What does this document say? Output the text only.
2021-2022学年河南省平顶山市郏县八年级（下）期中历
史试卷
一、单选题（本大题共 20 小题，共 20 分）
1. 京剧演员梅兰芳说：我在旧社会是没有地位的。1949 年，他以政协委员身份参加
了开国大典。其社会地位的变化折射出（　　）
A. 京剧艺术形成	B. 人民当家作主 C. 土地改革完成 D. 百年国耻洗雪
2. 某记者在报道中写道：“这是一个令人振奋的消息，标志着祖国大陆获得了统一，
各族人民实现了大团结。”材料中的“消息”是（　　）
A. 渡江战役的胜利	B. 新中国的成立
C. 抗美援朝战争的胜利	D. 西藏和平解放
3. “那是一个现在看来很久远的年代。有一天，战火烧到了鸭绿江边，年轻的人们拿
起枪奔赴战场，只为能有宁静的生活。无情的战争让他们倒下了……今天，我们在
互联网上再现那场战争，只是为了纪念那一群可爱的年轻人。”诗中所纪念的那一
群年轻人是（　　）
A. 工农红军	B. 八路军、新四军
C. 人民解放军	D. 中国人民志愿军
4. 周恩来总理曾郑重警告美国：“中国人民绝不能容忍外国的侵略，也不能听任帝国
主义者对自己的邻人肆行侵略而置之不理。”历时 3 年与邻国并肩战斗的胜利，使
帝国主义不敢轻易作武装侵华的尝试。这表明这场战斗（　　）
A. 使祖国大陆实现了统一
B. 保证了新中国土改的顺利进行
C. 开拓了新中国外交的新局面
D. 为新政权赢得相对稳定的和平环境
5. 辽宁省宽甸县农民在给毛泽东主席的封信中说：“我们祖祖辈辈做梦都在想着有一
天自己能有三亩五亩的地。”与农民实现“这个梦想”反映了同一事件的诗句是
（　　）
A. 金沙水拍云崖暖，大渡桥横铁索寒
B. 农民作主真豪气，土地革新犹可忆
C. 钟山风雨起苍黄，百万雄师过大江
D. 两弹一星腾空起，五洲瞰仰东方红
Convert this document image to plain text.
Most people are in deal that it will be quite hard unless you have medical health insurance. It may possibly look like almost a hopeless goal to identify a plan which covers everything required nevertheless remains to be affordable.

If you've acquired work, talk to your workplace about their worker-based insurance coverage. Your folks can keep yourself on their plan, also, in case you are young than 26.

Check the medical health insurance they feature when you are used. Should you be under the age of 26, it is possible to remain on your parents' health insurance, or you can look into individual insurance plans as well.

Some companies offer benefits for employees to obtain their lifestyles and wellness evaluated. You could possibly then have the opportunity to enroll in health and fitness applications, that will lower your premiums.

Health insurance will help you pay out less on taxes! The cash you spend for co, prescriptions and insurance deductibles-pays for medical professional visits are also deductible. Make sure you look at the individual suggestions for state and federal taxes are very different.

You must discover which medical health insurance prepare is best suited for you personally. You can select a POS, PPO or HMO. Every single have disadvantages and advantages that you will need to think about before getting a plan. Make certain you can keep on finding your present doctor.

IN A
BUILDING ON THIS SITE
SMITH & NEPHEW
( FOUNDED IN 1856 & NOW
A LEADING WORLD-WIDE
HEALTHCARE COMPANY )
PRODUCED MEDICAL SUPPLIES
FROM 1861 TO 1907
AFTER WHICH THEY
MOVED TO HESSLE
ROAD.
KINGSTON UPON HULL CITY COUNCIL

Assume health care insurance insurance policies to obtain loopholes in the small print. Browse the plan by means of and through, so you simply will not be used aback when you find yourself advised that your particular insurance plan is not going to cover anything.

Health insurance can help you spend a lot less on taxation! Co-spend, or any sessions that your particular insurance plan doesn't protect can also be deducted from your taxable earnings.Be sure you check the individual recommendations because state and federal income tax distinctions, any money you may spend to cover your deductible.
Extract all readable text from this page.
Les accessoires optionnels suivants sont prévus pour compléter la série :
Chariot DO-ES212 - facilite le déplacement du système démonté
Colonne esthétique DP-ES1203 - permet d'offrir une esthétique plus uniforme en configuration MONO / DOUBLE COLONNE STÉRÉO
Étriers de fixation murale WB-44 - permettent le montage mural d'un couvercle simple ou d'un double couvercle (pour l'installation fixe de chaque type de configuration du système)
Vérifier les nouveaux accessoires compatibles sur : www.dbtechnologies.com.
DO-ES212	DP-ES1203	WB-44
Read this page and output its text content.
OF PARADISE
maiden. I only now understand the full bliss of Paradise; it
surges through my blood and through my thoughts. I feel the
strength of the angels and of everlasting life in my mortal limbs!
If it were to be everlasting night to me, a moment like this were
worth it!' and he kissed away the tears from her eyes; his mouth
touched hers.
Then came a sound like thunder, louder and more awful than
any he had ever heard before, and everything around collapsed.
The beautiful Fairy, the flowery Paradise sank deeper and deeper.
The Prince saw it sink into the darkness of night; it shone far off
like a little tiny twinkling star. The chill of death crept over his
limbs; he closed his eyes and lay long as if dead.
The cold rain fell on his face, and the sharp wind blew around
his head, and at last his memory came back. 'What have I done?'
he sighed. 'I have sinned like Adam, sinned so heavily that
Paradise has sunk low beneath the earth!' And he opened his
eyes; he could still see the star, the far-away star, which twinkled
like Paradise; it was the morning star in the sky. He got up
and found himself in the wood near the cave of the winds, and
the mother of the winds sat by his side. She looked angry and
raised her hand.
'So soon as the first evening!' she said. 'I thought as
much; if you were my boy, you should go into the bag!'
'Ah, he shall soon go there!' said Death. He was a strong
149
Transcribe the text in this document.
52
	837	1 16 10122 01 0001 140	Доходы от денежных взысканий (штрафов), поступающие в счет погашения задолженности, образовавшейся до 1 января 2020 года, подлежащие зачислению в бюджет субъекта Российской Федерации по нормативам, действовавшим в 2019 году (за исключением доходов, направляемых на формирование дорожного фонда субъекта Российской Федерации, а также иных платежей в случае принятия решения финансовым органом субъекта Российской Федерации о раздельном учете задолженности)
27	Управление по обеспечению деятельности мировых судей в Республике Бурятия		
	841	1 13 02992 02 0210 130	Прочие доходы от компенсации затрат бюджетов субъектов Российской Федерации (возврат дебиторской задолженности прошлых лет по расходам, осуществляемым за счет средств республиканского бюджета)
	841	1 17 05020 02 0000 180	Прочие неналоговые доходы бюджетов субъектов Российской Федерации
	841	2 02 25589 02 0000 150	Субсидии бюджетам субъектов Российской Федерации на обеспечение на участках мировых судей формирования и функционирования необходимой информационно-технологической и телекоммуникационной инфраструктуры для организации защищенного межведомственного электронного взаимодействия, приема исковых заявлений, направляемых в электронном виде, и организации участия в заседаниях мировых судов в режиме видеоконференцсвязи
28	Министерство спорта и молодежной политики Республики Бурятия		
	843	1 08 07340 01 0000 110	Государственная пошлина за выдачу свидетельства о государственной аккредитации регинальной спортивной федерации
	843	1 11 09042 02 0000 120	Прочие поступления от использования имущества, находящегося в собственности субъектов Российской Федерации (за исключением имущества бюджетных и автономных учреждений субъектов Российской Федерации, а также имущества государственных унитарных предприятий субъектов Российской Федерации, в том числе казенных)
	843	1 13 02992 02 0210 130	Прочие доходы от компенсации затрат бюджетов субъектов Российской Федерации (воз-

**Objective**
Look through the data and show every line containing "said".

**Output**
'So soon as the first evening!' she said. 'I thought as
'Ah, he shall soon go there!' said Death. He was a strong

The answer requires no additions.